* Excerpted data *
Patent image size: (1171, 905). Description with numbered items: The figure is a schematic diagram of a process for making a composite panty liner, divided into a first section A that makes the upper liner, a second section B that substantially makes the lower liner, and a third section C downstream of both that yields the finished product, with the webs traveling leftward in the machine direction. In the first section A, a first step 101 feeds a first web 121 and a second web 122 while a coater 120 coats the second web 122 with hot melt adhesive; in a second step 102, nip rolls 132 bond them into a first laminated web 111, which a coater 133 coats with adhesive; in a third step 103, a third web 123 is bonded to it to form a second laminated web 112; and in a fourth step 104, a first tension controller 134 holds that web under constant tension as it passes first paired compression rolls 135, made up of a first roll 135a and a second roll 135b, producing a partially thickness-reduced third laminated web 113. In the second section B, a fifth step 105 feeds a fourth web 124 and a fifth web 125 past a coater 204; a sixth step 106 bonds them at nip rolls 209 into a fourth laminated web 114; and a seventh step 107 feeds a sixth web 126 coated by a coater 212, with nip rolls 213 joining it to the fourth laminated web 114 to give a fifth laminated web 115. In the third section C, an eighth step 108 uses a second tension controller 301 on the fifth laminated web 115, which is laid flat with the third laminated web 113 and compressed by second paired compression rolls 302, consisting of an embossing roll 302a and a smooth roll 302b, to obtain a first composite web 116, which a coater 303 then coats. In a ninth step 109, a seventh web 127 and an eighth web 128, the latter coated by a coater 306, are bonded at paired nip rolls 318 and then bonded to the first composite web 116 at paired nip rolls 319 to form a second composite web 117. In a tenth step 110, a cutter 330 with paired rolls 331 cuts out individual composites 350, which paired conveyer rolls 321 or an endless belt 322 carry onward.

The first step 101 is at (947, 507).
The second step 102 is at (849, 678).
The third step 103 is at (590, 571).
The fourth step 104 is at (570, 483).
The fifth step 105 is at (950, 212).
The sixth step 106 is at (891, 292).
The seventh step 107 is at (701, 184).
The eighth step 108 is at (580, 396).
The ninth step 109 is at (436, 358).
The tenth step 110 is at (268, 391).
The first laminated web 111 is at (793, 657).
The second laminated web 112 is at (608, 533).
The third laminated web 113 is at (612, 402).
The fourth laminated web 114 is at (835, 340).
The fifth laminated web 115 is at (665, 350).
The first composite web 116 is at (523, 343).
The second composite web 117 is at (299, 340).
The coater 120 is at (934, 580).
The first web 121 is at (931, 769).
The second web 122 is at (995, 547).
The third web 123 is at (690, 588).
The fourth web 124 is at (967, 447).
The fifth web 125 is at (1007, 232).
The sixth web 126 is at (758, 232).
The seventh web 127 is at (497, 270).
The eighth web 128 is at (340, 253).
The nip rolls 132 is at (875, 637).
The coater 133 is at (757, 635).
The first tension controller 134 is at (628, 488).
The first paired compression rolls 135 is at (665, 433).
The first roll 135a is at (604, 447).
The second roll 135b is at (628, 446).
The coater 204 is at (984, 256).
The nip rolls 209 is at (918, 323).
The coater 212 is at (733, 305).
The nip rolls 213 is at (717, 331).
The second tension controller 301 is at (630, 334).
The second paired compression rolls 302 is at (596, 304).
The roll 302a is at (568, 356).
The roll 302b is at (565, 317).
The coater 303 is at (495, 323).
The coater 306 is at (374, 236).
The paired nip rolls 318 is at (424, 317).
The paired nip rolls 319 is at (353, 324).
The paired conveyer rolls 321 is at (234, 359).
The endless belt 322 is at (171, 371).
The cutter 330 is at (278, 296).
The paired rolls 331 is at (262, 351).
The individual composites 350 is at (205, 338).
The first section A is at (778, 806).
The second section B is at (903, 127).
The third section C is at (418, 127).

* Problem to work on *
Rename "schematic diagram" to "schematic drawing" in the lines from the start of the records through the line with "The third step 103 is at (590, 571).", keeping everything else unchanged.

* Answer to the exercise *
Patent image size: (1171, 905). Description with numbered items: The figure is a schematic drawing of a process for making a composite panty liner, divided into a first section A that makes the upper liner, a second section B that substantially makes the lower liner, and a third section C downstream of both that yields the finished product, with the webs traveling leftward in the machine direction. In the first section A, a first step 101 feeds a first web 121 and a second web 122 while a coater 120 coats the second web 122 with hot melt adhesive; in a second step 102, nip rolls 132 bond them into a first laminated web 111, which a coater 133 coats with adhesive; in a third step 103, a third web 123 is bonded to it to form a second laminated web 112; and in a fourth step 104, a first tension controller 134 holds that web under constant tension as it passes first paired compression rolls 135, made up of a first roll 135a and a second roll 135b, producing a partially thickness-reduced third laminated web 113. In the second section B, a fifth step 105 feeds a fourth web 124 and a fifth web 125 past a coater 204; a sixth step 106 bonds them at nip rolls 209 into a fourth laminated web 114; and a seventh step 107 feeds a sixth web 126 coated by a coater 212, with nip rolls 213 joining it to the fourth laminated web 114 to give a fifth laminated web 115. In the third section C, an eighth step 108 uses a second tension controller 301 on the fifth laminated web 115, which is laid flat with the third laminated web 113 and compressed by second paired compression rolls 302, consisting of an embossing roll 302a and a smooth roll 302b, to obtain a first composite web 116, which a coater 303 then coats. In a ninth step 109, a seventh web 127 and an eighth web 128, the latter coated by a coater 306, are bonded at paired nip rolls 318 and then bonded to the first composite web 116 at paired nip rolls 319 to form a second composite web 117. In a tenth step 110, a cutter 330 with paired rolls 331 cuts out individual composites 350, which paired conveyer rolls 321 or an endless belt 322 carry onward.

The first step 101 is at (947, 507).
The second step 102 is at (849, 678).
The third step 103 is at (590, 571).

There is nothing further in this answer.